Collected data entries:
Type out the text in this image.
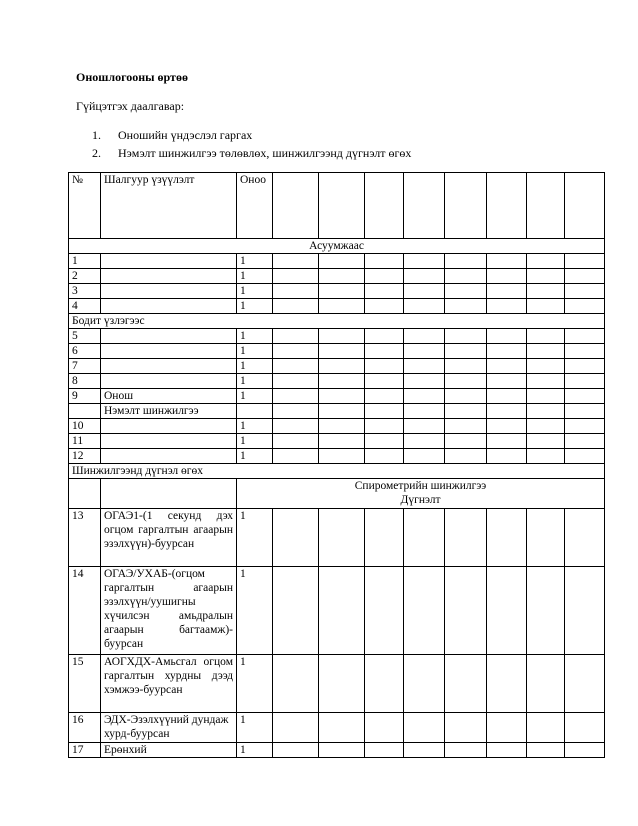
Оношлогооны өртөө

Гүйцэтгэх даалгавар:

1. Оношийн үндэслэл гаргах
2. Нэмэлт шинжилгээ төлөвлөх, шинжилгээнд дүгнэлт өгөх
№	Шалгуур үзүүлэлт	Оноо								
Асуумжаас										
1		1								
2		1								
3		1								
4		1								
Бодит үзлэгээс										
5		1								
6		1								
7		1								
8		1								
9	Онош	1								
	Нэмэлт шинжилгээ									
10		1								
11		1								
12		1								
Шинжилгээнд дүгнэл өгөх										
		Спирометрийн шинжилгээ
Дүгнэлт								
13	ОГАЭ1-(1 секунд дэх огцом гаргалтын агаарын эзэлхүүн)-буурсан	1								
14	ОГАЭ/УХАБ-(огцом гаргалтын агаарын эзэлхүүн/уушигны хүчилсэн амьдралын агаарын багтаамж)-буурсан	1								
15	АОГХДХ-Амьсгал огцом гаргалтын хурдны дээд хэмжээ-буурсан	1								
16	ЭДХ-Эзэлхүүний дундаж хурд-буурсан	1								
17	Ерөнхий	1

> _WORK TO DO_: Pull out every line in the material above where "буурсан" occurs.

> _SOLUTION_:
13	ОГАЭ1-(1 секунд дэх огцом гаргалтын агаарын эзэлхүүн)-буурсан	1								
14	ОГАЭ/УХАБ-(огцом гаргалтын агаарын эзэлхүүн/уушигны хүчилсэн амьдралын агаарын багтаамж)-буурсан	1								
15	АОГХДХ-Амьсгал огцом гаргалтын хурдны дээд хэмжээ-буурсан	1								
16	ЭДХ-Эзэлхүүний дундаж хурд-буурсан	1								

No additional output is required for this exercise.